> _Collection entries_

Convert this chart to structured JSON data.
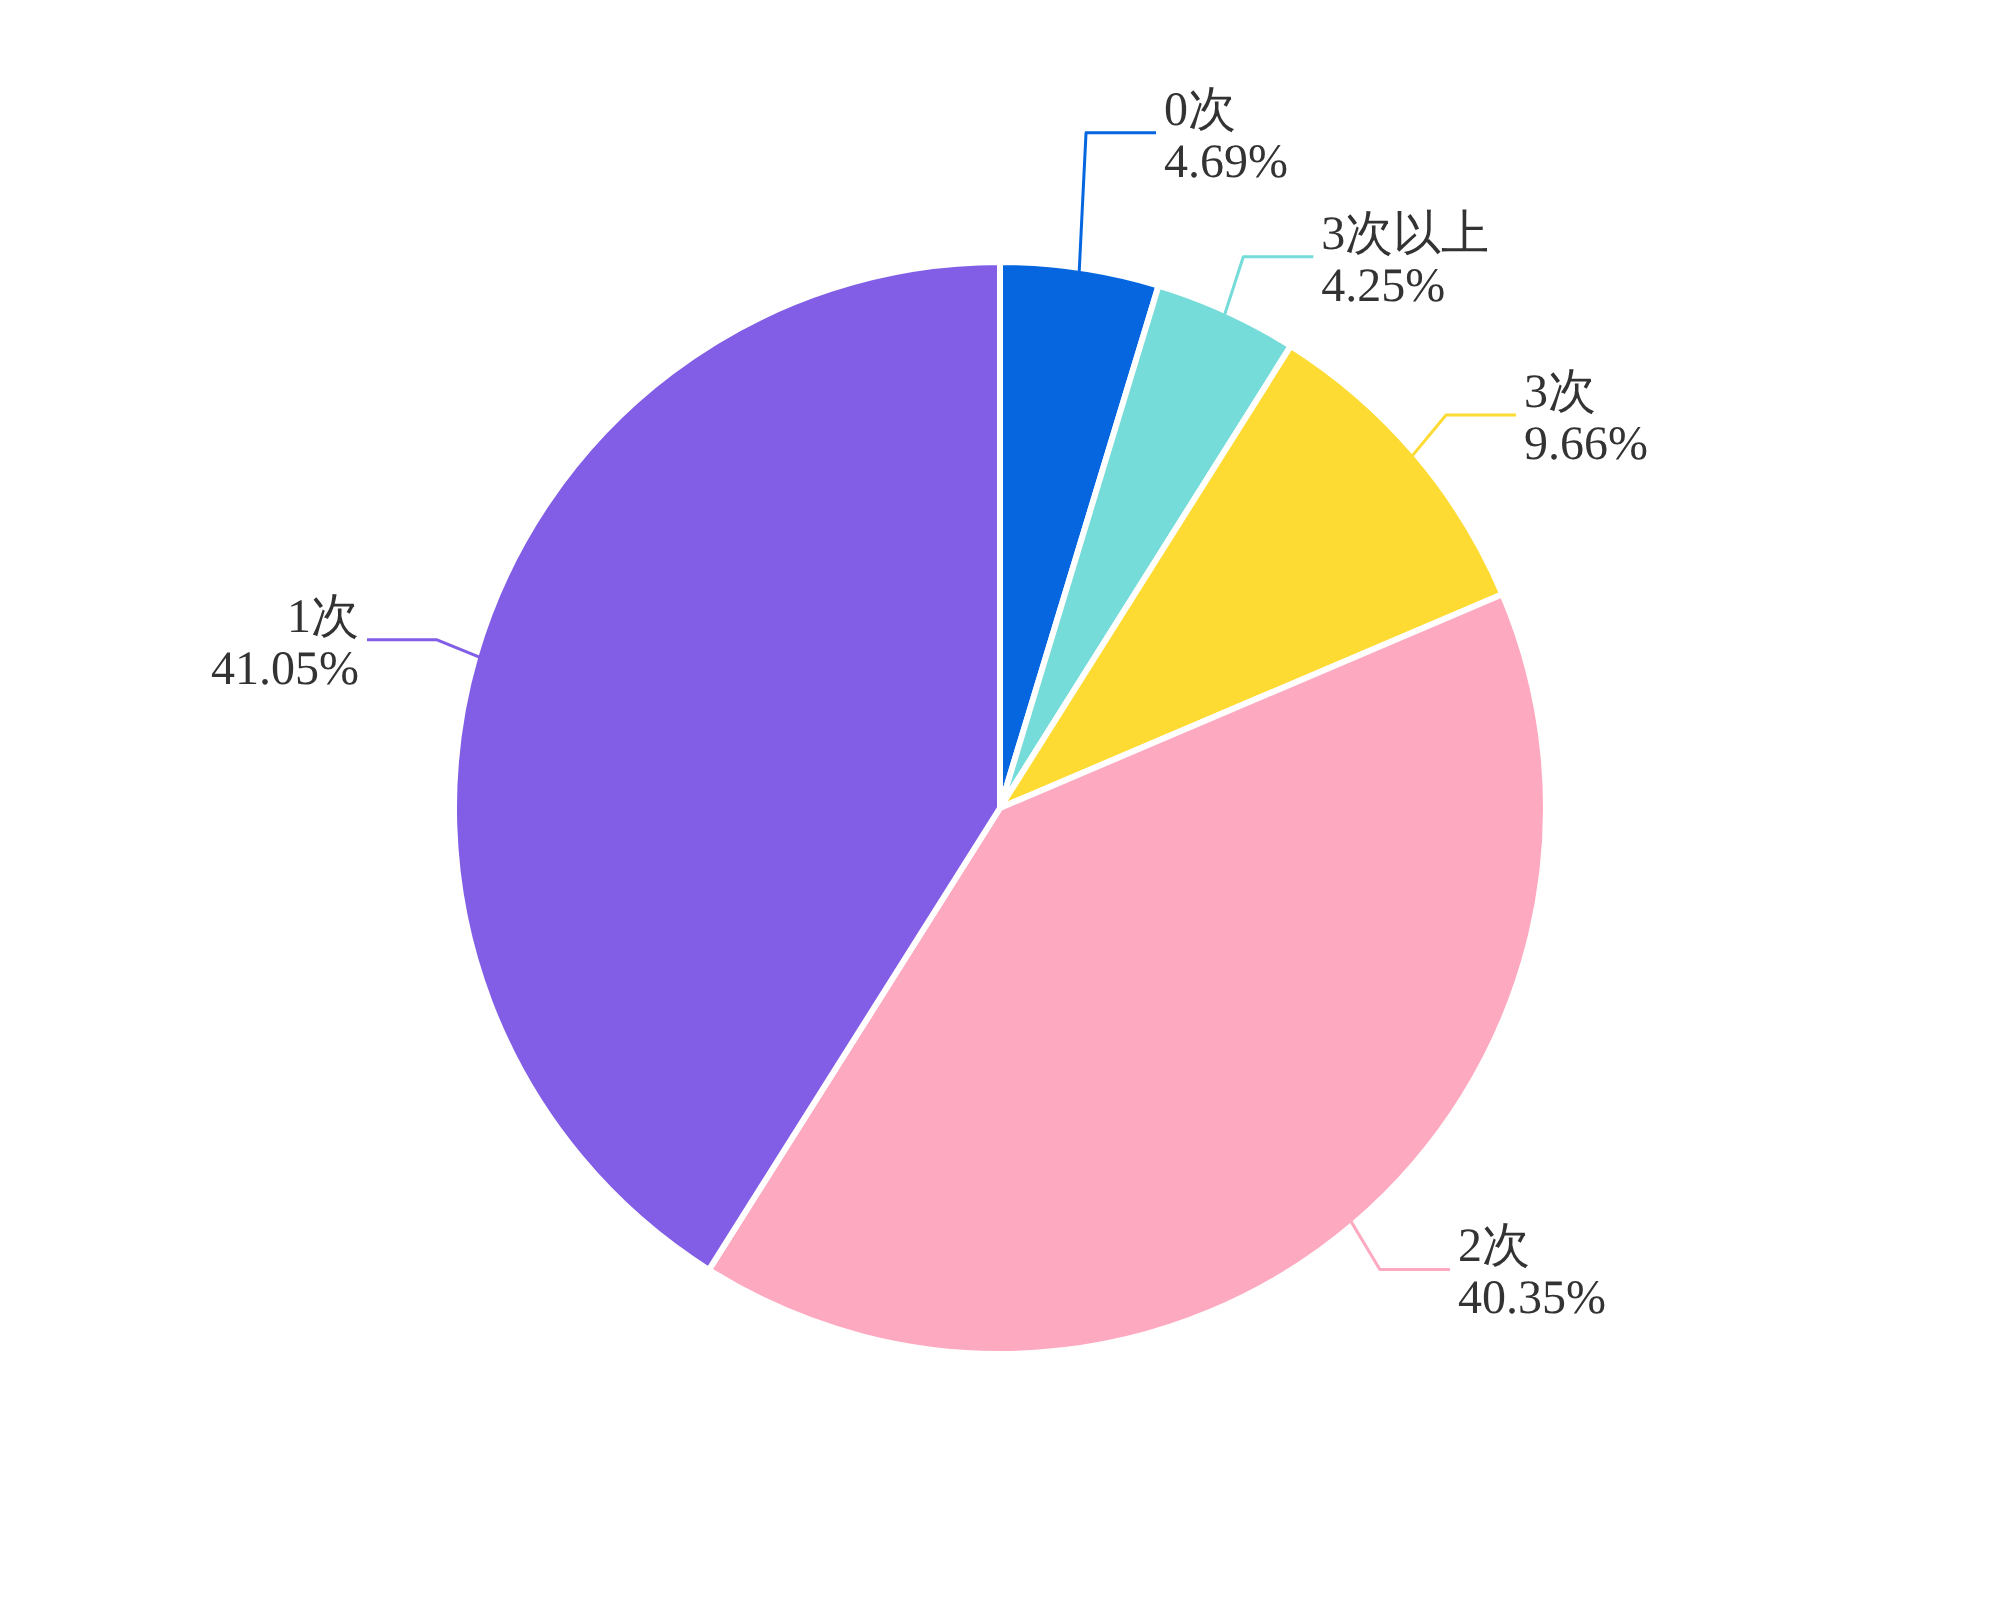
{
  "chart_data": {
    "type": "pie",
    "categories": [
      "0次",
      "3次以上",
      "3次",
      "2次",
      "1次"
    ],
    "values": [
      4.69,
      4.25,
      9.66,
      40.35,
      41.05
    ],
    "colors": [
      "#0566e0",
      "#76dcd9",
      "#fedb32",
      "#fda9c0",
      "#825ee6"
    ],
    "value_labels": [
      "4.69%",
      "4.25%",
      "9.66%",
      "40.35%",
      "41.05%"
    ]
  }
}
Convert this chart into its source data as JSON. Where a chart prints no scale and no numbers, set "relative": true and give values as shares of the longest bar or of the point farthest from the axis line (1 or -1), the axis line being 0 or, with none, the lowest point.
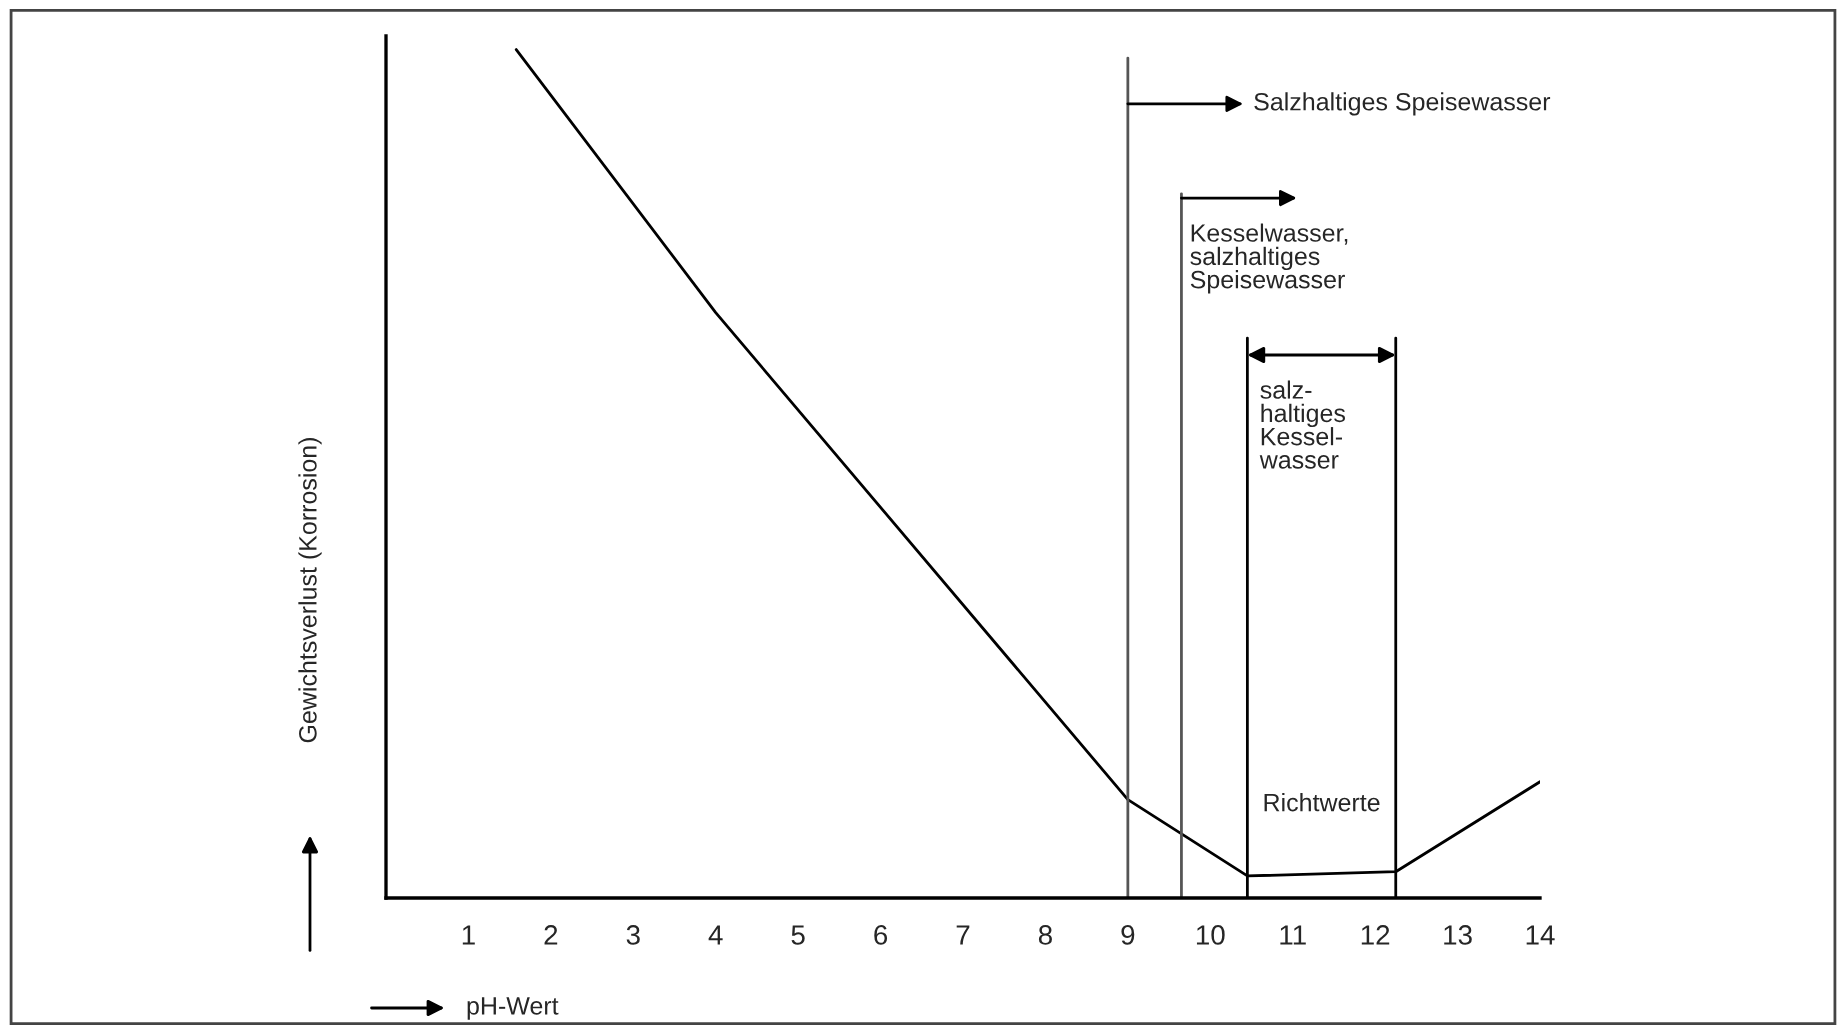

> _Task goal_
Retype the whole listing, keeping every line identical and omitting all pictures.

> _Final answer_
Convert this chart to structured JSON data.
{
  "chart_data": {
    "type": "pie",
    "categories": [
      "0次",
      "3次以上",
      "3次",
      "2次",
      "1次"
    ],
    "values": [
      4.69,
      4.25,
      9.66,
      40.35,
      41.05
    ],
    "colors": [
      "#0566e0",
      "#76dcd9",
      "#fedb32",
      "#fda9c0",
      "#825ee6"
    ],
    "value_labels": [
      "4.69%",
      "4.25%",
      "9.66%",
      "40.35%",
      "41.05%"
    ]
  }
}
Convert this chart into its source data as JSON. Where a chart prints no scale and no numbers, set "relative": true and give values as shares of the longest bar or of the point farthest from the axis line (1 or -1), the axis line being 0 or, with none, the lowest point.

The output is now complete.